Entries provided:
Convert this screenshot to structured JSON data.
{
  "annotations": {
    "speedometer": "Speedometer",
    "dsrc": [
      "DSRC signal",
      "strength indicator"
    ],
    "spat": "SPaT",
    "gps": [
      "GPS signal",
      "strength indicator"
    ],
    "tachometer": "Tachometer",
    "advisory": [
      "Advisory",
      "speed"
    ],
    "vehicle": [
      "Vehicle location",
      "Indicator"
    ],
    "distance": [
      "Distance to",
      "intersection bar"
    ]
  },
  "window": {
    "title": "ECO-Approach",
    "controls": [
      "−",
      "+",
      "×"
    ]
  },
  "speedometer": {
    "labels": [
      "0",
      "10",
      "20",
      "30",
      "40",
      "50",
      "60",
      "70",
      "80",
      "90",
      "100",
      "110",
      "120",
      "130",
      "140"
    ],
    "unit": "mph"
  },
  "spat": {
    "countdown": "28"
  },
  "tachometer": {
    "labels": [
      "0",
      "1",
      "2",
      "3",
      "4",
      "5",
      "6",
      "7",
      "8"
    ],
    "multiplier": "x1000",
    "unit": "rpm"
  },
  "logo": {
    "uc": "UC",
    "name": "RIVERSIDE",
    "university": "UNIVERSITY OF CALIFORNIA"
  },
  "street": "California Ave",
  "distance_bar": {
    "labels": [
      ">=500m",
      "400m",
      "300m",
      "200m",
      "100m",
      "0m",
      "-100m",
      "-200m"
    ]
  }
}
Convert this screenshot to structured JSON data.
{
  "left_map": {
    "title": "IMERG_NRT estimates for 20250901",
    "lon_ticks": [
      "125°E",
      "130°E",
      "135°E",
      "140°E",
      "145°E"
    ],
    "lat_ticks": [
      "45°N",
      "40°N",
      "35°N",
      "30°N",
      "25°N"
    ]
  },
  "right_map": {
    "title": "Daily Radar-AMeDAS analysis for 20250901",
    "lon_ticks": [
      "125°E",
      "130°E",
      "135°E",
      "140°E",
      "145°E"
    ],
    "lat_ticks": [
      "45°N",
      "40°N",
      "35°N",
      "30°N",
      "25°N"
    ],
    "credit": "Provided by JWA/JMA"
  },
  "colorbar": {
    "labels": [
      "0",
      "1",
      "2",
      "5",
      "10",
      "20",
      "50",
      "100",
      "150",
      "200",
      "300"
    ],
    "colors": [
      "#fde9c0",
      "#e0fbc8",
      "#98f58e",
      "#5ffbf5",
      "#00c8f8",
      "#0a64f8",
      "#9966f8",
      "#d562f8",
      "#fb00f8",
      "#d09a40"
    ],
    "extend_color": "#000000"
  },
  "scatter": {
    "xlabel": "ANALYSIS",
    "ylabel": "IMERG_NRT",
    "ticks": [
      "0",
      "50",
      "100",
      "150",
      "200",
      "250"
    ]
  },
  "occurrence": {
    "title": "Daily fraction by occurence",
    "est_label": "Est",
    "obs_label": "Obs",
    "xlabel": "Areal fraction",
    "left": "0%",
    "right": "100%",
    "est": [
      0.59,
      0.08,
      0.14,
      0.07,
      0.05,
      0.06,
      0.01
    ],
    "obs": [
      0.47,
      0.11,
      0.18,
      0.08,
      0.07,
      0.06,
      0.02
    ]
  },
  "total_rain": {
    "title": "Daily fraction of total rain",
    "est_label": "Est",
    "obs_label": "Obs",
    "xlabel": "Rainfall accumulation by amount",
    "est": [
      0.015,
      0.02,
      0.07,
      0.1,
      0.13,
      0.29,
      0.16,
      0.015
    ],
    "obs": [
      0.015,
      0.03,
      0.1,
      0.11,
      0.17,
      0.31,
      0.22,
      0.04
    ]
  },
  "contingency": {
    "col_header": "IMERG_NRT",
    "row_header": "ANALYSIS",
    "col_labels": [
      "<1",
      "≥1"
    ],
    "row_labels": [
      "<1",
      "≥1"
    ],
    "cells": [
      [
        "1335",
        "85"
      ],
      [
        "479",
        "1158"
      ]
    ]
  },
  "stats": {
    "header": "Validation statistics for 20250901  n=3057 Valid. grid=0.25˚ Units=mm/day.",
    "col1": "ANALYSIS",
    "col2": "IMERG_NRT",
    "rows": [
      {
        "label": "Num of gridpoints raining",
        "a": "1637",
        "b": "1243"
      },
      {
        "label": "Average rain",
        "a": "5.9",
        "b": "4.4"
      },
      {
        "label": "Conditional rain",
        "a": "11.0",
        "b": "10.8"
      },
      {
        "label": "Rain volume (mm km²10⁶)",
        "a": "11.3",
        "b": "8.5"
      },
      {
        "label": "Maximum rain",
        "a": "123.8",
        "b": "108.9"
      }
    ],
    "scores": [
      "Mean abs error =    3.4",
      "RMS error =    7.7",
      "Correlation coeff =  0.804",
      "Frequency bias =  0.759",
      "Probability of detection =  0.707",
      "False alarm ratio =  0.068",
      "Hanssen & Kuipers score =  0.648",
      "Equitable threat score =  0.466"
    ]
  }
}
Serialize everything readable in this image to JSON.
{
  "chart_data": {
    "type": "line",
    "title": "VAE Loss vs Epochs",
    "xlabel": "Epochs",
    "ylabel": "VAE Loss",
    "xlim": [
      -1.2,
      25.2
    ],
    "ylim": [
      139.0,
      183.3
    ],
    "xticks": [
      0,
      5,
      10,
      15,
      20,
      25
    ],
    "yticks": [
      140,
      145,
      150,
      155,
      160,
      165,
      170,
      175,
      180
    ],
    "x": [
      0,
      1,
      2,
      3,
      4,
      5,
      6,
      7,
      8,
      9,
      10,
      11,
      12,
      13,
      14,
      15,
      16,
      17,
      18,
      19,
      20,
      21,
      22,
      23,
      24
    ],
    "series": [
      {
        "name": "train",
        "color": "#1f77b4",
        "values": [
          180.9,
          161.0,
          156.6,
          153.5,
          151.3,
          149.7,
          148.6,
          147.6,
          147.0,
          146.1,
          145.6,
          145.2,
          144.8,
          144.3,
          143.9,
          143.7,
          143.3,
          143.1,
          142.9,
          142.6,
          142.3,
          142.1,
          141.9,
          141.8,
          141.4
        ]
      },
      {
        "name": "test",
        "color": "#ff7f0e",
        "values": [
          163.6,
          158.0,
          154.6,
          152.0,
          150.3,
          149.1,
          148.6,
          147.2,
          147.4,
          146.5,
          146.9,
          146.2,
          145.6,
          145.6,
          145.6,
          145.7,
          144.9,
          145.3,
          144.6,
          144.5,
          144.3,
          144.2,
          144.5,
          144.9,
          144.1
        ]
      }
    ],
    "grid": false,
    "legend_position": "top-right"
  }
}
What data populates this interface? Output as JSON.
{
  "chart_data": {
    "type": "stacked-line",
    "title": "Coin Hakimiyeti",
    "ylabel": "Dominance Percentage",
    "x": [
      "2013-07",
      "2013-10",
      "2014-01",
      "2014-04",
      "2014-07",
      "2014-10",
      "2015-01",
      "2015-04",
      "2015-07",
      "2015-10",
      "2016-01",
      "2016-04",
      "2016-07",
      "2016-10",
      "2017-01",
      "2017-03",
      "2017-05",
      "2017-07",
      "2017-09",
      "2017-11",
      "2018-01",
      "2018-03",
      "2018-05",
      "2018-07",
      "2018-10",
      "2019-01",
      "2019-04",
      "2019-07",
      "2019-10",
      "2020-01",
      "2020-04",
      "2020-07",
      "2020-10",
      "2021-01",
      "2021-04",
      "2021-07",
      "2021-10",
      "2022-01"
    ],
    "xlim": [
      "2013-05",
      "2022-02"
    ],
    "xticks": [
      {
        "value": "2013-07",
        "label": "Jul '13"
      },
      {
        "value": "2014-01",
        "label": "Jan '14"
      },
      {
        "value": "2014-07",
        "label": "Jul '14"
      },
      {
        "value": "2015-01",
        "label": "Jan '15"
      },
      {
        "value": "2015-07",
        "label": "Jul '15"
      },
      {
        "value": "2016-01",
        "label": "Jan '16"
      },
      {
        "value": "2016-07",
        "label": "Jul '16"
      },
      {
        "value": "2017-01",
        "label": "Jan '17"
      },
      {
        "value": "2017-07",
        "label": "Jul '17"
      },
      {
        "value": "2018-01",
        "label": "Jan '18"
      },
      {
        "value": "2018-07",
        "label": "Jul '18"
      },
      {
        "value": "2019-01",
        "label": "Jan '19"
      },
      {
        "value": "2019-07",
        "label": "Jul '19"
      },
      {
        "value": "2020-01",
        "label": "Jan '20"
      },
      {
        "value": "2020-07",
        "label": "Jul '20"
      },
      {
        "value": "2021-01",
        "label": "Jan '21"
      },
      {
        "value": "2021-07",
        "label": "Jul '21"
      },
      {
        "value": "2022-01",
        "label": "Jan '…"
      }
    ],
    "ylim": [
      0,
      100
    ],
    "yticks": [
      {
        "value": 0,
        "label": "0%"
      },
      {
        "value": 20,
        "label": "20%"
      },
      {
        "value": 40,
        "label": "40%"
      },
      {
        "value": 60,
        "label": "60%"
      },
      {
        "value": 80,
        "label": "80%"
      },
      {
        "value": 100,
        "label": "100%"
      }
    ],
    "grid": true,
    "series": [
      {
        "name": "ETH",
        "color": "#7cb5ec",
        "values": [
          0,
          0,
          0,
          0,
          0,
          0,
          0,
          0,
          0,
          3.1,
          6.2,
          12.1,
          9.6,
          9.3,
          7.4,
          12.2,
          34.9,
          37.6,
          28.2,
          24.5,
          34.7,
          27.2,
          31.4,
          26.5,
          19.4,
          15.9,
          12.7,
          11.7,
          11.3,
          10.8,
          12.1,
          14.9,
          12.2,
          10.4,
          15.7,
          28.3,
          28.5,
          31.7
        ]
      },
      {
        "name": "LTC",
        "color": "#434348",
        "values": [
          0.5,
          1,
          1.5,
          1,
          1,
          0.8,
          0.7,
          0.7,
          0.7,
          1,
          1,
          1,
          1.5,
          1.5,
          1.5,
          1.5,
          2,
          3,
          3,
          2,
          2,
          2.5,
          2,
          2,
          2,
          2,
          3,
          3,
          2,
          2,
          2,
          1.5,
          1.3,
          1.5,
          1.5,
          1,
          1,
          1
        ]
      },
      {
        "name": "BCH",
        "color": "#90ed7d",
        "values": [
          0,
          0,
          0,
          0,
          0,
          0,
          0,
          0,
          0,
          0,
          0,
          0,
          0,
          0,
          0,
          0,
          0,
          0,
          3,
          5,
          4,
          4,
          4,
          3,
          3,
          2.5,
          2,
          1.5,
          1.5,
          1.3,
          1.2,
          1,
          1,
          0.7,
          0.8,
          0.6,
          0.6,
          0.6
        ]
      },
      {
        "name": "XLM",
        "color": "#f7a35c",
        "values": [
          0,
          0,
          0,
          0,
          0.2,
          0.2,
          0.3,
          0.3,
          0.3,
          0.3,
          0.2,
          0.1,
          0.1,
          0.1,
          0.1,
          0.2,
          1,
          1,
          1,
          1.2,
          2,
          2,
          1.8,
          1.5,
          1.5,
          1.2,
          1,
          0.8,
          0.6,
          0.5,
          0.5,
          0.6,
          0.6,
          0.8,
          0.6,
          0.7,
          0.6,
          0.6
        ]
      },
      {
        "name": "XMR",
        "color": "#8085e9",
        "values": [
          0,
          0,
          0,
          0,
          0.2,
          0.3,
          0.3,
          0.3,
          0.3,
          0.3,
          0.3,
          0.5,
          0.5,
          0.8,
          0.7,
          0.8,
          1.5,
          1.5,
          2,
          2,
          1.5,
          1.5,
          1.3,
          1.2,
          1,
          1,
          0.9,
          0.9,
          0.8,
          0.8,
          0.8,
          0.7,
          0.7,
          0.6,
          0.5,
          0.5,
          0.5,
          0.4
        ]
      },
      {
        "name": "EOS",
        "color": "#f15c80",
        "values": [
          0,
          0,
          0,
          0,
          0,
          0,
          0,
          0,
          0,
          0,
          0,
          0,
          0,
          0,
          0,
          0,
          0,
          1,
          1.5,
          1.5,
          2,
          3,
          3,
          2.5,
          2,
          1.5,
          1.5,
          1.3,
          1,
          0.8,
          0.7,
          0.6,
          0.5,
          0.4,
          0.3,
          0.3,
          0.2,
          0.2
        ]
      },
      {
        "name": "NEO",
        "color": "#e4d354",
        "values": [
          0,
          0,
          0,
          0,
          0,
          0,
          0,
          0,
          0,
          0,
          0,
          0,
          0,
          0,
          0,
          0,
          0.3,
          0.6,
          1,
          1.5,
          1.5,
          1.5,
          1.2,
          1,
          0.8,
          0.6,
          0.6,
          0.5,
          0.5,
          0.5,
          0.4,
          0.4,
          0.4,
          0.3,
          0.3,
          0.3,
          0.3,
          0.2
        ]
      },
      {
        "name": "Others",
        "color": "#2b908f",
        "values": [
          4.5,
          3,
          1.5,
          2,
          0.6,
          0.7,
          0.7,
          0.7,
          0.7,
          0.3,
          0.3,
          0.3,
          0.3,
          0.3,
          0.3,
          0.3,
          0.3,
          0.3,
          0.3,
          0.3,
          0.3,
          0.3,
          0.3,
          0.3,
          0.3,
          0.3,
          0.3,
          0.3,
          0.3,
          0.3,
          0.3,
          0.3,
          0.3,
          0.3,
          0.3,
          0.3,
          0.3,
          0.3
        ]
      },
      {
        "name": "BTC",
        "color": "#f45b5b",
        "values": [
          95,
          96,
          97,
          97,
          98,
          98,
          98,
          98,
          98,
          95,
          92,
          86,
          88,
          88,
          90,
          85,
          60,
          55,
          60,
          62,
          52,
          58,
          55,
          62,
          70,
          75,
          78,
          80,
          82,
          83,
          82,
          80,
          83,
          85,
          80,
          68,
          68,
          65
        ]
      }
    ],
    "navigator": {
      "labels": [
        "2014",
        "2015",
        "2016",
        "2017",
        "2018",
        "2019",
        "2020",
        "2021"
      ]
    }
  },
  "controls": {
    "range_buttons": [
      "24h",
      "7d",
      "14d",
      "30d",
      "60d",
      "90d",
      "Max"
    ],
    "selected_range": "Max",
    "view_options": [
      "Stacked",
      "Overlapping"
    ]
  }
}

Problem statement: List every line above that contains the word "JSON".

Output of the exercise:
Convert this screenshot to structured JSON data.
Convert this screenshot to structured JSON data.
Serialize everything readable in this image to JSON.
What data populates this interface? Output as JSON.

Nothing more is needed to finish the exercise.